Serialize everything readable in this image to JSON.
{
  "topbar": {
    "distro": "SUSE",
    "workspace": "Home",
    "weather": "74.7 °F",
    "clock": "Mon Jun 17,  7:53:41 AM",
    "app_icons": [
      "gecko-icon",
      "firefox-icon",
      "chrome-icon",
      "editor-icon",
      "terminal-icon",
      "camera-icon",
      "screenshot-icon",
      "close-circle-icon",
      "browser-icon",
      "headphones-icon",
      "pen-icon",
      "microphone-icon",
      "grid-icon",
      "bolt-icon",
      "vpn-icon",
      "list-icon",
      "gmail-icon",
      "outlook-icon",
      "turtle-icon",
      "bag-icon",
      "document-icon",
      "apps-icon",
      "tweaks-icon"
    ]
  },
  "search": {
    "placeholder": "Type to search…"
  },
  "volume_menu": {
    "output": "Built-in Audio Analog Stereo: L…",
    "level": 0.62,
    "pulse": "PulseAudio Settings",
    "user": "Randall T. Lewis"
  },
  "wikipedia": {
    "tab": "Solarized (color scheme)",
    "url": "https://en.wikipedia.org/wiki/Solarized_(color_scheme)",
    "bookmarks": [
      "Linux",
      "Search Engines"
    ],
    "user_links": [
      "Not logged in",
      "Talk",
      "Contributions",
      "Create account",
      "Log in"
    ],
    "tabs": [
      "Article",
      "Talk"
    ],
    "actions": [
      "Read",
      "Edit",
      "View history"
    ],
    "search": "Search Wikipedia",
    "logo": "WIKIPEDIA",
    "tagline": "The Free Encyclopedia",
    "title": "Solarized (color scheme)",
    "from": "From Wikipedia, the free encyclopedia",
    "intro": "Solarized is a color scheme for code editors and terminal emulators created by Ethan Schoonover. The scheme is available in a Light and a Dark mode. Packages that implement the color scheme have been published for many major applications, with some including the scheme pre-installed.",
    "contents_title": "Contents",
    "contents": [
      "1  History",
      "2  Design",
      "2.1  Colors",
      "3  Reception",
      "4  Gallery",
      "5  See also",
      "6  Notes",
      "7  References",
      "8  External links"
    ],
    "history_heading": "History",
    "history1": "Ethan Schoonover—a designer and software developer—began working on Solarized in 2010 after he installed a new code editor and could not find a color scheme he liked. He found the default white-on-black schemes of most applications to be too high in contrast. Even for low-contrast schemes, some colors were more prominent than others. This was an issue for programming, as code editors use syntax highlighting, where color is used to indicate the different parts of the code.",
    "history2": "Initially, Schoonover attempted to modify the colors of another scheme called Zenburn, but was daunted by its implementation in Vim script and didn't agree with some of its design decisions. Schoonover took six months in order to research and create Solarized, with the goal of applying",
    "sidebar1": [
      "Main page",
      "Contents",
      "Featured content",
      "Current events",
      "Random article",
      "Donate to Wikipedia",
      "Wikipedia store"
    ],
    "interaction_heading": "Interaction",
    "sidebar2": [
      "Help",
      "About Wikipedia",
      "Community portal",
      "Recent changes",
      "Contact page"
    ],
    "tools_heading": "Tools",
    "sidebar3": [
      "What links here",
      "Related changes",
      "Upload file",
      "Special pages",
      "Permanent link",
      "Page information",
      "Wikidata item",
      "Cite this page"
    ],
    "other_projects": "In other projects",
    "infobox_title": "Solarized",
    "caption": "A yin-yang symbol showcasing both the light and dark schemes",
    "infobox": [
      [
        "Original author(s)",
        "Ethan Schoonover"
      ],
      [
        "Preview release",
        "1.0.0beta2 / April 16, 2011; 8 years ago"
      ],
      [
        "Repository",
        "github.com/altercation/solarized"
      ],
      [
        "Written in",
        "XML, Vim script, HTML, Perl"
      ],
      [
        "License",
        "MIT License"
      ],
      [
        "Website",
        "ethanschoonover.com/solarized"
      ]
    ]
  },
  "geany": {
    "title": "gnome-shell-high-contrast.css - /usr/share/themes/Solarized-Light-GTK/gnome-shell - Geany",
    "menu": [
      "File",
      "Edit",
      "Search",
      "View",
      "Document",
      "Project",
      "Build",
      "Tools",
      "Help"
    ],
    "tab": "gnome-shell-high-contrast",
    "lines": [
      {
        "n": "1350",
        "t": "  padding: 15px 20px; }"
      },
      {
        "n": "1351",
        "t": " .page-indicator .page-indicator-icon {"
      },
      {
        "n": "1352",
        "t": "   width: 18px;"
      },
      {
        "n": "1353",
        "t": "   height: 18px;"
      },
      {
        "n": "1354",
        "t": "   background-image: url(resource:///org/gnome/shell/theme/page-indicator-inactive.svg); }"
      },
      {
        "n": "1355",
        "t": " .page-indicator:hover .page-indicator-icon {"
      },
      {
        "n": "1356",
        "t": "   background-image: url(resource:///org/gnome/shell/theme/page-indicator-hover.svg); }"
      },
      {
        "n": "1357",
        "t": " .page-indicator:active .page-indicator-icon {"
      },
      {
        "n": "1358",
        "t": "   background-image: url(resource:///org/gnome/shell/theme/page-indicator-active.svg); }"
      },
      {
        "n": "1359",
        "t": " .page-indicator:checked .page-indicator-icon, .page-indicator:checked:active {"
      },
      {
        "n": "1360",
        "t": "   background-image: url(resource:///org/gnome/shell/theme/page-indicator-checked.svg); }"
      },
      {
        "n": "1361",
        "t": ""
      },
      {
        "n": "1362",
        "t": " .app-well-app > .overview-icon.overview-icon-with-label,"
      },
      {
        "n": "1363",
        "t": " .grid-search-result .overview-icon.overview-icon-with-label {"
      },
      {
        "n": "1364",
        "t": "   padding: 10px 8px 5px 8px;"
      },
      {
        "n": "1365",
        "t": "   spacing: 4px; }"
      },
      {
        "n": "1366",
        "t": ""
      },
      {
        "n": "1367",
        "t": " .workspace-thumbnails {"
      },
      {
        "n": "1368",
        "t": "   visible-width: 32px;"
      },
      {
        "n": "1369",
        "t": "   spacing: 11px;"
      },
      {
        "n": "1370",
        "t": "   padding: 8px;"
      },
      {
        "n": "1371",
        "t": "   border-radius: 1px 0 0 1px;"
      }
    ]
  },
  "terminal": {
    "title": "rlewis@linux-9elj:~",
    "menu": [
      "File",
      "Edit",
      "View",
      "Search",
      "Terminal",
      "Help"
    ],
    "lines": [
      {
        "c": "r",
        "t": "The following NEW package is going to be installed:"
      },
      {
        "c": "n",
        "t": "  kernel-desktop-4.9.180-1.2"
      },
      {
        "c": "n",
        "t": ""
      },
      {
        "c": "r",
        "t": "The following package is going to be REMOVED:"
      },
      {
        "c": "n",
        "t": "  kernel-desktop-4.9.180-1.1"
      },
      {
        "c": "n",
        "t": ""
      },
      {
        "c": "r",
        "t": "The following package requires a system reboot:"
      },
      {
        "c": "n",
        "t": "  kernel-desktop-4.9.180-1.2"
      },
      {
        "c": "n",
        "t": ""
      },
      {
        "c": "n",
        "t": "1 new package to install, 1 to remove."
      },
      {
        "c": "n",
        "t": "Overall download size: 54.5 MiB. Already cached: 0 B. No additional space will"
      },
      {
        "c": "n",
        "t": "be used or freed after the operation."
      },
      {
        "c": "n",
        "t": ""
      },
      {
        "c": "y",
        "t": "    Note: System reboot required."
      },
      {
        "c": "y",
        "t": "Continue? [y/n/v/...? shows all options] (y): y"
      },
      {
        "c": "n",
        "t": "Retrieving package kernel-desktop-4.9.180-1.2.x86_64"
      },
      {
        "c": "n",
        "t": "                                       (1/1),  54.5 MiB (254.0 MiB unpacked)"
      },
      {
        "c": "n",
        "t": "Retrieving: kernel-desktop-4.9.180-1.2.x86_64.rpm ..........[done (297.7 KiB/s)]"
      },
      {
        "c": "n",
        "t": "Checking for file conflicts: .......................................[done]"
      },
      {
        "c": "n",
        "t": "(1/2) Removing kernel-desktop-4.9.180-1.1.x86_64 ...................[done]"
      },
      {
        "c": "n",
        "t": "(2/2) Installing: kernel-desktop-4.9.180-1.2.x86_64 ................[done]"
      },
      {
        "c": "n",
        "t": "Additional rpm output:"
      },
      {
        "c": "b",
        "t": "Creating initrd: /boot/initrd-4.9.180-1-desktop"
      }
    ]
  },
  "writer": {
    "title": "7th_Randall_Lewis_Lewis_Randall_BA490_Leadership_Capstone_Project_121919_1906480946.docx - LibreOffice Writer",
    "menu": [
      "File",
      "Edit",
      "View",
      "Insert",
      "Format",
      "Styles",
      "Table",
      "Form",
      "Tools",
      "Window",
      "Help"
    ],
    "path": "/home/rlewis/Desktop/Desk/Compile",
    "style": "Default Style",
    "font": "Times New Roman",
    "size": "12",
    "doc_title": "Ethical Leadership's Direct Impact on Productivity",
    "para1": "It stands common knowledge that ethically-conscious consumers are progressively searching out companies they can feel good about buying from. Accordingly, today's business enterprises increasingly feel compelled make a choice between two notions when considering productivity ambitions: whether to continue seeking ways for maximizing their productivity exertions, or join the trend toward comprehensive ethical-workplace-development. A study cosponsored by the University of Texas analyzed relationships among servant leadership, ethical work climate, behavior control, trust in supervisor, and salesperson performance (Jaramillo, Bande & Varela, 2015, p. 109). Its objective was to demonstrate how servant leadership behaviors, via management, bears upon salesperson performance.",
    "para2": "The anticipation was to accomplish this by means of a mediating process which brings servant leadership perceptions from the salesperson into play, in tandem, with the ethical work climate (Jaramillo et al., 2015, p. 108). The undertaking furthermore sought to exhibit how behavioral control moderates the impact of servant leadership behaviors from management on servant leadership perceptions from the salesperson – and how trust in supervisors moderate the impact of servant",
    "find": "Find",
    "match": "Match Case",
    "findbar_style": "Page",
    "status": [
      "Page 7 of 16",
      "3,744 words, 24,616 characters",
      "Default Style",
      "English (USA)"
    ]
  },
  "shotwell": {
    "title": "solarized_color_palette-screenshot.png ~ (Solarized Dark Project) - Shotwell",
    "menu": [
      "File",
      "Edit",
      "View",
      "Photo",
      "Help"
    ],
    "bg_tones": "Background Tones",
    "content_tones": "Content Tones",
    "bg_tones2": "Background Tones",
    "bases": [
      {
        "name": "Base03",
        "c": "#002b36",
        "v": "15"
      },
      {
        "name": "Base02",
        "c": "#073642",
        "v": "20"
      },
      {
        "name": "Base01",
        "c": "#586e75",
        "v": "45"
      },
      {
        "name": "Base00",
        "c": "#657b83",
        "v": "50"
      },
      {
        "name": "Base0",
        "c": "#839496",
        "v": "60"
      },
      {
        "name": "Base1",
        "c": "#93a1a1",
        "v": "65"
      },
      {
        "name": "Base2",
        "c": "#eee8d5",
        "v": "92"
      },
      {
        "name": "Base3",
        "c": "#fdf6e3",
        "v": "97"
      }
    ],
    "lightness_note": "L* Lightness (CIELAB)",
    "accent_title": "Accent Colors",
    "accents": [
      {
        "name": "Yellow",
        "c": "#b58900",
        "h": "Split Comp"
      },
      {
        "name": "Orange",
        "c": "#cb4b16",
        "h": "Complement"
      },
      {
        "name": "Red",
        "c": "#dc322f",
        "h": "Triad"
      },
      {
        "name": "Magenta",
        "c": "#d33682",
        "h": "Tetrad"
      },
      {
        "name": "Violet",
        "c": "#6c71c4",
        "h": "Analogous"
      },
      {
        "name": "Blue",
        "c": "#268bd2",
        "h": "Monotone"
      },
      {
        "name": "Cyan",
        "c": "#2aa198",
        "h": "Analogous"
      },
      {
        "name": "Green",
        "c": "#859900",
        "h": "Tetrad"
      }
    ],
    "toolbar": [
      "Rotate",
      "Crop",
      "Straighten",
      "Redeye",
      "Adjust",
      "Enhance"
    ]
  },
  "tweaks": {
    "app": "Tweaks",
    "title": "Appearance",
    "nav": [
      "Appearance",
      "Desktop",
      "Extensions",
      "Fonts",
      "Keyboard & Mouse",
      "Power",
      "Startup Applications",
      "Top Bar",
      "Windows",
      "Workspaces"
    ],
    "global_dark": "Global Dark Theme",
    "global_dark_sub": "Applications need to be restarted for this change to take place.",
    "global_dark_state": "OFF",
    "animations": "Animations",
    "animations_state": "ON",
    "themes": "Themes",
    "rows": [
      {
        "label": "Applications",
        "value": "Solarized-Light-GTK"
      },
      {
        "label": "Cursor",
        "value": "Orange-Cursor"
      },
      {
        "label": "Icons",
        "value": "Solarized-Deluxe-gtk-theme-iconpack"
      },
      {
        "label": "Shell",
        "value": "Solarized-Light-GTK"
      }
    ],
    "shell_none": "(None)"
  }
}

--- --- ---

_TASK_
Collect, from the material above, every line containing the word "installed".

_ANSWER TO THE EXERCISE_
    "intro": "Solarized is a color scheme for code editors and terminal emulators created by Ethan Schoonover. The scheme is available in a Light and a Dark mode. Packages that implement the color scheme have been published for many major applications, with some including the scheme pre-installed.",
    "history1": "Ethan Schoonover—a designer and software developer—began working on Solarized in 2010 after he installed a new code editor and could not find a color scheme he liked. He found the default white-on-black schemes of most applications to be too high in contrast. Even for low-contrast schemes, some colors were more prominent than others. This was an issue for programming, as code editors use syntax highlighting, where color is used to indicate the different parts of the code.",
        "t": "The following NEW package is going to be installed:"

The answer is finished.